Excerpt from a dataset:

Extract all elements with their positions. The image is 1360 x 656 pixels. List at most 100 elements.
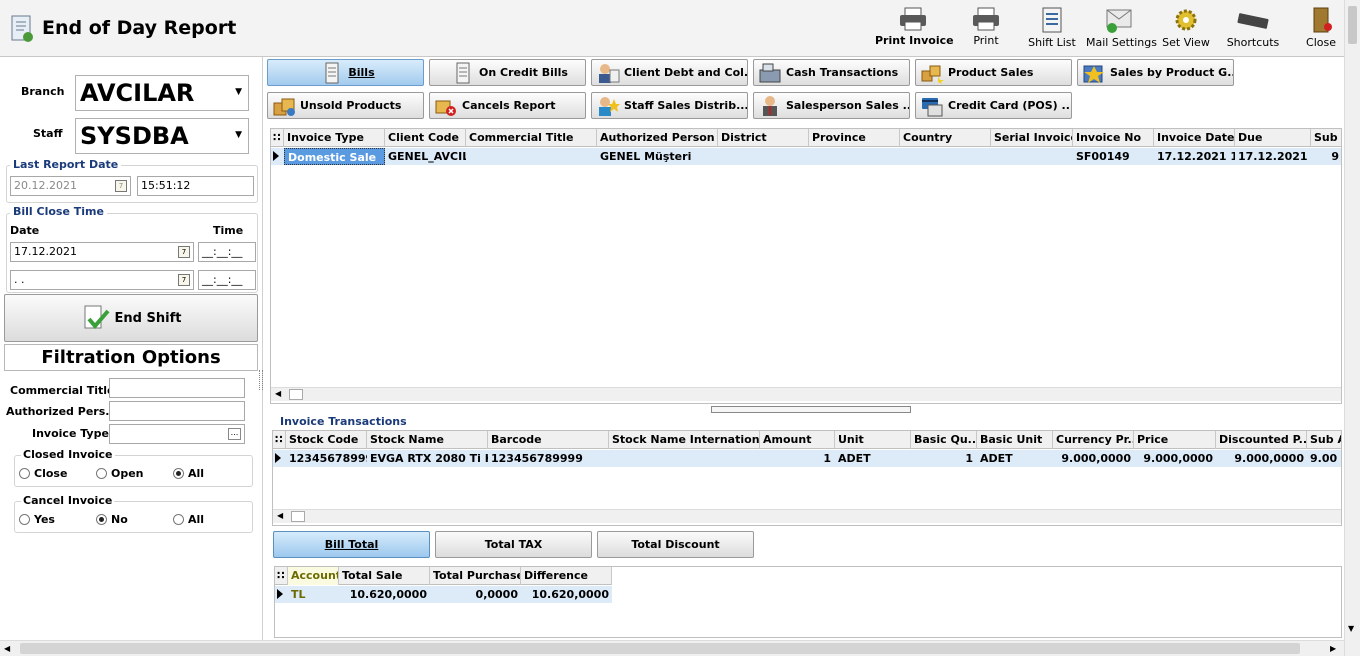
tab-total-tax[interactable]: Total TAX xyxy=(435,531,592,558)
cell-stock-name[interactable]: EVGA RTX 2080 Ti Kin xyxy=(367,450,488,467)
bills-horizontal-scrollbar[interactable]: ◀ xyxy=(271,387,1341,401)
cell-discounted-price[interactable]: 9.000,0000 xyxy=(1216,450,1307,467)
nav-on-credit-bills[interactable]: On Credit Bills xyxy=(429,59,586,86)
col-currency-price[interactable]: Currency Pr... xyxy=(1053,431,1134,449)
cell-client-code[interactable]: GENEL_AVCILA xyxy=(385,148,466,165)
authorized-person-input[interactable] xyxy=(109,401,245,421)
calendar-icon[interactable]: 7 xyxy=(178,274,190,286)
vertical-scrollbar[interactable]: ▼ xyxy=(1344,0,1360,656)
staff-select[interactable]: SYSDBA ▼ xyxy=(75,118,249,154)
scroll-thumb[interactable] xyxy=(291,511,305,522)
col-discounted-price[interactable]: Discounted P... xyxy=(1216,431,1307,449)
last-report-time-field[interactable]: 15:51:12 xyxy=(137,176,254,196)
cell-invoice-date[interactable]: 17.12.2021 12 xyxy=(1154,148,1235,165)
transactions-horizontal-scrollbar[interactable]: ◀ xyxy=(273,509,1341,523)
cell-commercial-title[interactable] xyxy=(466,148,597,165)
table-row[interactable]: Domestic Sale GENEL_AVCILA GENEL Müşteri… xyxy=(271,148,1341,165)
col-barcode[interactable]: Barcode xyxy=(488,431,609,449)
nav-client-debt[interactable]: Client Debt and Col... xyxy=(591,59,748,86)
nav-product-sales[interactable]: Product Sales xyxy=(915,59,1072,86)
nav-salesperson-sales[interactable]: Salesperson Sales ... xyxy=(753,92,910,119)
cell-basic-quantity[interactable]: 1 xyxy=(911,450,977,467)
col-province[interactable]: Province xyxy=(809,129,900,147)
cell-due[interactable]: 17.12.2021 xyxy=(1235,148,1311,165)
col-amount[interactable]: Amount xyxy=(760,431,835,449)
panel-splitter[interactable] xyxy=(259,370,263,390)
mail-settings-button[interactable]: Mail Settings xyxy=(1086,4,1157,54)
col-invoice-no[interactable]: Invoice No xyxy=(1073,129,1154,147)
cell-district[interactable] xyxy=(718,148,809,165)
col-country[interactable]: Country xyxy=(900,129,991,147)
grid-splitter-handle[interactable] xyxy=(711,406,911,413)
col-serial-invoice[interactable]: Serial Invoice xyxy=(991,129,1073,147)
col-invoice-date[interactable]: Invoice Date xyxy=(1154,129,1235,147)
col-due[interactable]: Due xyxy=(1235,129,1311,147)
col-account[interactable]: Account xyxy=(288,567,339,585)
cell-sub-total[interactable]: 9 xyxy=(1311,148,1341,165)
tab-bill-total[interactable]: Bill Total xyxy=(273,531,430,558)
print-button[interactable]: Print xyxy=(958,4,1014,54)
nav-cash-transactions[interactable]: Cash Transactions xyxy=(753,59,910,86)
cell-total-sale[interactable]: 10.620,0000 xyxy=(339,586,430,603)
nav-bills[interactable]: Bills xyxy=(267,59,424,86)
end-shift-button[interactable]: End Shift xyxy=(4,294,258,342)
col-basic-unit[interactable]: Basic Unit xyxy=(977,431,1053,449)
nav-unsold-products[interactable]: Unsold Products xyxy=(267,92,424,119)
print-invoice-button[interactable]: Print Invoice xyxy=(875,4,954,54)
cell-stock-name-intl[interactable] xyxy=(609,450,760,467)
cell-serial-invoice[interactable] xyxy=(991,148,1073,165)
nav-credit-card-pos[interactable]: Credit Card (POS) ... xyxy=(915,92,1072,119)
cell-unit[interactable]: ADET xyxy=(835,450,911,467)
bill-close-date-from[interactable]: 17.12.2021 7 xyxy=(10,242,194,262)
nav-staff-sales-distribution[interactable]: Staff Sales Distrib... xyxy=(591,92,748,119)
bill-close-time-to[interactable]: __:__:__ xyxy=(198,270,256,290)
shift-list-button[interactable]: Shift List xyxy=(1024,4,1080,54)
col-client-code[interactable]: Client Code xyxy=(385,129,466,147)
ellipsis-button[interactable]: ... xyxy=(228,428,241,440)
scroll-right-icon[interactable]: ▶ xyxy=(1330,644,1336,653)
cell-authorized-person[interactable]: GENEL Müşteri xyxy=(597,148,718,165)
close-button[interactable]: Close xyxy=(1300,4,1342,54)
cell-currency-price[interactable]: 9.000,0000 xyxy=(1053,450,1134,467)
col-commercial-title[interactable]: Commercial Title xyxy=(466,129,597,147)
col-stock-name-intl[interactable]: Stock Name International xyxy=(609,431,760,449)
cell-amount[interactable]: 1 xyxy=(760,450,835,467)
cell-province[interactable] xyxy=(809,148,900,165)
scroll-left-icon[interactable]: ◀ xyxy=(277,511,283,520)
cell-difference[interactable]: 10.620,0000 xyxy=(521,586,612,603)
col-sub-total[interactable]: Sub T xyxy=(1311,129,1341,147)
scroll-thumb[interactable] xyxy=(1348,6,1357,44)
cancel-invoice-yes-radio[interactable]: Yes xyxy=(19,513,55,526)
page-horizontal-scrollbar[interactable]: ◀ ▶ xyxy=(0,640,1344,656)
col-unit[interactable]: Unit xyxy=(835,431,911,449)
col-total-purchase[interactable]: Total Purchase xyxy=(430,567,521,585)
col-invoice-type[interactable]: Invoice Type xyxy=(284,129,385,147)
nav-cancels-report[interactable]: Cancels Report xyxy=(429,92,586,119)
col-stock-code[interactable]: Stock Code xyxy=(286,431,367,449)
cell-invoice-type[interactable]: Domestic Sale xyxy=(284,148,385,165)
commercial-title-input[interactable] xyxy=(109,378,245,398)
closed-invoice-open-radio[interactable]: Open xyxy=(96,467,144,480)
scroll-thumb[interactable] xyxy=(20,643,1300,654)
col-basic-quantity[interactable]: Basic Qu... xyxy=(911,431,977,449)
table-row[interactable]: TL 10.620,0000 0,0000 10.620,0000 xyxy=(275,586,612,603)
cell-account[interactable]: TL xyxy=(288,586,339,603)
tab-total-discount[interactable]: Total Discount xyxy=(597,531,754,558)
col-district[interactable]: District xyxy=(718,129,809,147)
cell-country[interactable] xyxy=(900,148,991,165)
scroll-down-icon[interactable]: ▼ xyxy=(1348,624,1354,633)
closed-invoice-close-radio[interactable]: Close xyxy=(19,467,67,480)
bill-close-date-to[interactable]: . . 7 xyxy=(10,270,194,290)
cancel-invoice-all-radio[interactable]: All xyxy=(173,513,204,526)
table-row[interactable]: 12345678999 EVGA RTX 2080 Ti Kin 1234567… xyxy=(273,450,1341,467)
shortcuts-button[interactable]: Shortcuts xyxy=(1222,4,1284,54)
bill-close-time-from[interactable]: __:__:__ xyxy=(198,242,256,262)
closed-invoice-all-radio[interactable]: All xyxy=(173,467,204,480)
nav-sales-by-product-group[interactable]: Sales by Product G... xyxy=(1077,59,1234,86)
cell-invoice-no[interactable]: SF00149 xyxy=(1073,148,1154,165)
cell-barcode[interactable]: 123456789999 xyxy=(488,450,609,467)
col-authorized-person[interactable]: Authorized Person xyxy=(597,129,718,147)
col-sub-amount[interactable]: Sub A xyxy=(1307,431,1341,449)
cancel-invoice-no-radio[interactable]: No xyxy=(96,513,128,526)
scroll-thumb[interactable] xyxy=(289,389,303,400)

[Exercise brief] Reproduce every line of the excerpt above word for word, leaving out any picture.

[Output for this exercise]
Extract all elements with their positions. The image is 1360 x 656 pixels. List at most 100 elements.
tab-total-tax[interactable]: Total TAX xyxy=(435,531,592,558)
cell-stock-name[interactable]: EVGA RTX 2080 Ti Kin xyxy=(367,450,488,467)
bills-horizontal-scrollbar[interactable]: ◀ xyxy=(271,387,1341,401)
cell-discounted-price[interactable]: 9.000,0000 xyxy=(1216,450,1307,467)
nav-on-credit-bills[interactable]: On Credit Bills xyxy=(429,59,586,86)
col-currency-price[interactable]: Currency Pr... xyxy=(1053,431,1134,449)
cell-client-code[interactable]: GENEL_AVCILA xyxy=(385,148,466,165)
authorized-person-input[interactable] xyxy=(109,401,245,421)
calendar-icon[interactable]: 7 xyxy=(178,274,190,286)
vertical-scrollbar[interactable]: ▼ xyxy=(1344,0,1360,656)
staff-select[interactable]: SYSDBA ▼ xyxy=(75,118,249,154)
scroll-thumb[interactable] xyxy=(291,511,305,522)
col-discounted-price[interactable]: Discounted P... xyxy=(1216,431,1307,449)
last-report-time-field[interactable]: 15:51:12 xyxy=(137,176,254,196)
cell-invoice-date[interactable]: 17.12.2021 12 xyxy=(1154,148,1235,165)
transactions-horizontal-scrollbar[interactable]: ◀ xyxy=(273,509,1341,523)
cell-commercial-title[interactable] xyxy=(466,148,597,165)
table-row[interactable]: Domestic Sale GENEL_AVCILA GENEL Müşteri… xyxy=(271,148,1341,165)
col-barcode[interactable]: Barcode xyxy=(488,431,609,449)
nav-client-debt[interactable]: Client Debt and Col... xyxy=(591,59,748,86)
nav-product-sales[interactable]: Product Sales xyxy=(915,59,1072,86)
nav-salesperson-sales[interactable]: Salesperson Sales ... xyxy=(753,92,910,119)
cell-basic-quantity[interactable]: 1 xyxy=(911,450,977,467)
col-province[interactable]: Province xyxy=(809,129,900,147)
cell-due[interactable]: 17.12.2021 xyxy=(1235,148,1311,165)
col-amount[interactable]: Amount xyxy=(760,431,835,449)
panel-splitter[interactable] xyxy=(259,370,263,390)
mail-settings-button[interactable]: Mail Settings xyxy=(1086,4,1157,54)
col-invoice-no[interactable]: Invoice No xyxy=(1073,129,1154,147)
cell-district[interactable] xyxy=(718,148,809,165)
col-country[interactable]: Country xyxy=(900,129,991,147)
grid-splitter-handle[interactable] xyxy=(711,406,911,413)
col-serial-invoice[interactable]: Serial Invoice xyxy=(991,129,1073,147)
col-invoice-date[interactable]: Invoice Date xyxy=(1154,129,1235,147)
col-due[interactable]: Due xyxy=(1235,129,1311,147)
col-account[interactable]: Account xyxy=(288,567,339,585)
cell-sub-total[interactable]: 9 xyxy=(1311,148,1341,165)
tab-bill-total[interactable]: Bill Total xyxy=(273,531,430,558)
print-button[interactable]: Print xyxy=(958,4,1014,54)
nav-cash-transactions[interactable]: Cash Transactions xyxy=(753,59,910,86)
cell-total-sale[interactable]: 10.620,0000 xyxy=(339,586,430,603)
nav-bills[interactable]: Bills xyxy=(267,59,424,86)
end-shift-button[interactable]: End Shift xyxy=(4,294,258,342)
col-basic-unit[interactable]: Basic Unit xyxy=(977,431,1053,449)
nav-unsold-products[interactable]: Unsold Products xyxy=(267,92,424,119)
print-invoice-button[interactable]: Print Invoice xyxy=(875,4,954,54)
cell-stock-name-intl[interactable] xyxy=(609,450,760,467)
cell-serial-invoice[interactable] xyxy=(991,148,1073,165)
nav-credit-card-pos[interactable]: Credit Card (POS) ... xyxy=(915,92,1072,119)
cell-unit[interactable]: ADET xyxy=(835,450,911,467)
bill-close-date-from[interactable]: 17.12.2021 7 xyxy=(10,242,194,262)
nav-staff-sales-distribution[interactable]: Staff Sales Distrib... xyxy=(591,92,748,119)
bill-close-time-to[interactable]: __:__:__ xyxy=(198,270,256,290)
shift-list-button[interactable]: Shift List xyxy=(1024,4,1080,54)
col-client-code[interactable]: Client Code xyxy=(385,129,466,147)
ellipsis-button[interactable]: ... xyxy=(228,428,241,440)
scroll-right-icon[interactable]: ▶ xyxy=(1330,644,1336,653)
cell-authorized-person[interactable]: GENEL Müşteri xyxy=(597,148,718,165)
close-button[interactable]: Close xyxy=(1300,4,1342,54)
cell-currency-price[interactable]: 9.000,0000 xyxy=(1053,450,1134,467)
col-commercial-title[interactable]: Commercial Title xyxy=(466,129,597,147)
col-stock-name-intl[interactable]: Stock Name International xyxy=(609,431,760,449)
cell-amount[interactable]: 1 xyxy=(760,450,835,467)
cell-province[interactable] xyxy=(809,148,900,165)
scroll-left-icon[interactable]: ◀ xyxy=(277,511,283,520)
cell-difference[interactable]: 10.620,0000 xyxy=(521,586,612,603)
col-sub-total[interactable]: Sub T xyxy=(1311,129,1341,147)
scroll-thumb[interactable] xyxy=(1348,6,1357,44)
cancel-invoice-yes-radio[interactable]: Yes xyxy=(19,513,55,526)
page-horizontal-scrollbar[interactable]: ◀ ▶ xyxy=(0,640,1344,656)
col-unit[interactable]: Unit xyxy=(835,431,911,449)
col-total-purchase[interactable]: Total Purchase xyxy=(430,567,521,585)
col-invoice-type[interactable]: Invoice Type xyxy=(284,129,385,147)
nav-cancels-report[interactable]: Cancels Report xyxy=(429,92,586,119)
col-stock-code[interactable]: Stock Code xyxy=(286,431,367,449)
cell-invoice-type[interactable]: Domestic Sale xyxy=(284,148,385,165)
commercial-title-input[interactable] xyxy=(109,378,245,398)
closed-invoice-open-radio[interactable]: Open xyxy=(96,467,144,480)
scroll-thumb[interactable] xyxy=(20,643,1300,654)
col-basic-quantity[interactable]: Basic Qu... xyxy=(911,431,977,449)
table-row[interactable]: TL 10.620,0000 0,0000 10.620,0000 xyxy=(275,586,612,603)
cell-account[interactable]: TL xyxy=(288,586,339,603)
tab-total-discount[interactable]: Total Discount xyxy=(597,531,754,558)
col-district[interactable]: District xyxy=(718,129,809,147)
cell-country[interactable] xyxy=(900,148,991,165)
scroll-down-icon[interactable]: ▼ xyxy=(1348,624,1354,633)
closed-invoice-close-radio[interactable]: Close xyxy=(19,467,67,480)
bill-close-date-to[interactable]: . . 7 xyxy=(10,270,194,290)
cancel-invoice-all-radio[interactable]: All xyxy=(173,513,204,526)
table-row[interactable]: 12345678999 EVGA RTX 2080 Ti Kin 1234567… xyxy=(273,450,1341,467)
shortcuts-button[interactable]: Shortcuts xyxy=(1222,4,1284,54)
bill-close-time-from[interactable]: __:__:__ xyxy=(198,242,256,262)
closed-invoice-all-radio[interactable]: All xyxy=(173,467,204,480)
nav-sales-by-product-group[interactable]: Sales by Product G... xyxy=(1077,59,1234,86)
cell-invoice-no[interactable]: SF00149 xyxy=(1073,148,1154,165)
cell-barcode[interactable]: 123456789999 xyxy=(488,450,609,467)
col-authorized-person[interactable]: Authorized Person xyxy=(597,129,718,147)
col-sub-amount[interactable]: Sub A xyxy=(1307,431,1341,449)
cancel-invoice-no-radio[interactable]: No xyxy=(96,513,128,526)
scroll-thumb[interactable] xyxy=(289,389,303,400)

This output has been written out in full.